Extracted records
** Start **

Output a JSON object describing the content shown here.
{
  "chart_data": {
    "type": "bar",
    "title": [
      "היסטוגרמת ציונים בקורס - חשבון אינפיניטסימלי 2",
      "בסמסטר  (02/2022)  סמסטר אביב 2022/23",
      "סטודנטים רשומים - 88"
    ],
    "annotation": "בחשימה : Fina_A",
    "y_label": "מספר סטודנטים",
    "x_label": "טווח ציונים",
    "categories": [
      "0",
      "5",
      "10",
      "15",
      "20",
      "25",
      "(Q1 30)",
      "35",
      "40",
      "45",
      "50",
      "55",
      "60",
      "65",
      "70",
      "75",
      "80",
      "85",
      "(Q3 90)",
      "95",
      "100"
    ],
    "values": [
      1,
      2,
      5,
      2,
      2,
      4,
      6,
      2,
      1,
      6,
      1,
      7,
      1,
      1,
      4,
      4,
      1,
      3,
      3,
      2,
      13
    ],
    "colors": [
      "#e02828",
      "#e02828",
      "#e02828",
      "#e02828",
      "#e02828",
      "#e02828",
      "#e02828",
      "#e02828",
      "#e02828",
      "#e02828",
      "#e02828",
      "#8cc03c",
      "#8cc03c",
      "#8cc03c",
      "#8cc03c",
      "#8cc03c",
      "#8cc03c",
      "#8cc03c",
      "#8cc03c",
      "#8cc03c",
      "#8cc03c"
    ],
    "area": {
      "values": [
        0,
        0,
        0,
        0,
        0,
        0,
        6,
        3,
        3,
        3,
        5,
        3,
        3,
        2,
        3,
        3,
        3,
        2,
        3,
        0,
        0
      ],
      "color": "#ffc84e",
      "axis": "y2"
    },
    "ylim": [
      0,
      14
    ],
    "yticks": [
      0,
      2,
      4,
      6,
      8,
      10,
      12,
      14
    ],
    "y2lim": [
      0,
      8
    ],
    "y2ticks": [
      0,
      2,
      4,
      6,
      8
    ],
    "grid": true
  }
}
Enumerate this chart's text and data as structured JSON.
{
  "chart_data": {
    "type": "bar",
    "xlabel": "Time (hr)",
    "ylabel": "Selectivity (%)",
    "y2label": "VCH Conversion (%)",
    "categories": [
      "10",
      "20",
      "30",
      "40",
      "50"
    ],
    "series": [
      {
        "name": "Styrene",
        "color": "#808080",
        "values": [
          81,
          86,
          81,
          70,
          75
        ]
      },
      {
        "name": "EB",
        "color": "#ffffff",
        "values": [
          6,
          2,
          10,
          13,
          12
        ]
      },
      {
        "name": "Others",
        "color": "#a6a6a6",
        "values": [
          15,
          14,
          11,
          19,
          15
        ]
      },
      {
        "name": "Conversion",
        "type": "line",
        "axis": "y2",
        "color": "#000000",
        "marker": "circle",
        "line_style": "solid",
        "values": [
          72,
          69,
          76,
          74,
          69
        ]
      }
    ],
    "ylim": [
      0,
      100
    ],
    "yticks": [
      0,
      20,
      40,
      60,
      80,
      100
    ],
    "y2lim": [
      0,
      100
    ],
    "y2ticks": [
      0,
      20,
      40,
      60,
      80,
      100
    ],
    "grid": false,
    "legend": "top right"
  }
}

** End **

- _EXERCISE TASK_: Output the entries verbatim.

- _RESULT FOR THIS EXERCISE_:
Output a JSON object describing the content shown here.
{
  "chart_data": {
    "type": "bar",
    "title": [
      "היסטוגרמת ציונים בקורס - חשבון אינפיניטסימלי 2",
      "בסמסטר  (02/2022)  סמסטר אביב 2022/23",
      "סטודנטים רשומים - 88"
    ],
    "annotation": "בחשימה : Fina_A",
    "y_label": "מספר סטודנטים",
    "x_label": "טווח ציונים",
    "categories": [
      "0",
      "5",
      "10",
      "15",
      "20",
      "25",
      "(Q1 30)",
      "35",
      "40",
      "45",
      "50",
      "55",
      "60",
      "65",
      "70",
      "75",
      "80",
      "85",
      "(Q3 90)",
      "95",
      "100"
    ],
    "values": [
      1,
      2,
      5,
      2,
      2,
      4,
      6,
      2,
      1,
      6,
      1,
      7,
      1,
      1,
      4,
      4,
      1,
      3,
      3,
      2,
      13
    ],
    "colors": [
      "#e02828",
      "#e02828",
      "#e02828",
      "#e02828",
      "#e02828",
      "#e02828",
      "#e02828",
      "#e02828",
      "#e02828",
      "#e02828",
      "#e02828",
      "#8cc03c",
      "#8cc03c",
      "#8cc03c",
      "#8cc03c",
      "#8cc03c",
      "#8cc03c",
      "#8cc03c",
      "#8cc03c",
      "#8cc03c",
      "#8cc03c"
    ],
    "area": {
      "values": [
        0,
        0,
        0,
        0,
        0,
        0,
        6,
        3,
        3,
        3,
        5,
        3,
        3,
        2,
        3,
        3,
        3,
        2,
        3,
        0,
        0
      ],
      "color": "#ffc84e",
      "axis": "y2"
    },
    "ylim": [
      0,
      14
    ],
    "yticks": [
      0,
      2,
      4,
      6,
      8,
      10,
      12,
      14
    ],
    "y2lim": [
      0,
      8
    ],
    "y2ticks": [
      0,
      2,
      4,
      6,
      8
    ],
    "grid": true
  }
}
Enumerate this chart's text and data as structured JSON.
{
  "chart_data": {
    "type": "bar",
    "xlabel": "Time (hr)",
    "ylabel": "Selectivity (%)",
    "y2label": "VCH Conversion (%)",
    "categories": [
      "10",
      "20",
      "30",
      "40",
      "50"
    ],
    "series": [
      {
        "name": "Styrene",
        "color": "#808080",
        "values": [
          81,
          86,
          81,
          70,
          75
        ]
      },
      {
        "name": "EB",
        "color": "#ffffff",
        "values": [
          6,
          2,
          10,
          13,
          12
        ]
      },
      {
        "name": "Others",
        "color": "#a6a6a6",
        "values": [
          15,
          14,
          11,
          19,
          15
        ]
      },
      {
        "name": "Conversion",
        "type": "line",
        "axis": "y2",
        "color": "#000000",
        "marker": "circle",
        "line_style": "solid",
        "values": [
          72,
          69,
          76,
          74,
          69
        ]
      }
    ],
    "ylim": [
      0,
      100
    ],
    "yticks": [
      0,
      20,
      40,
      60,
      80,
      100
    ],
    "y2lim": [
      0,
      100
    ],
    "y2ticks": [
      0,
      20,
      40,
      60,
      80,
      100
    ],
    "grid": false,
    "legend": "top right"
  }
}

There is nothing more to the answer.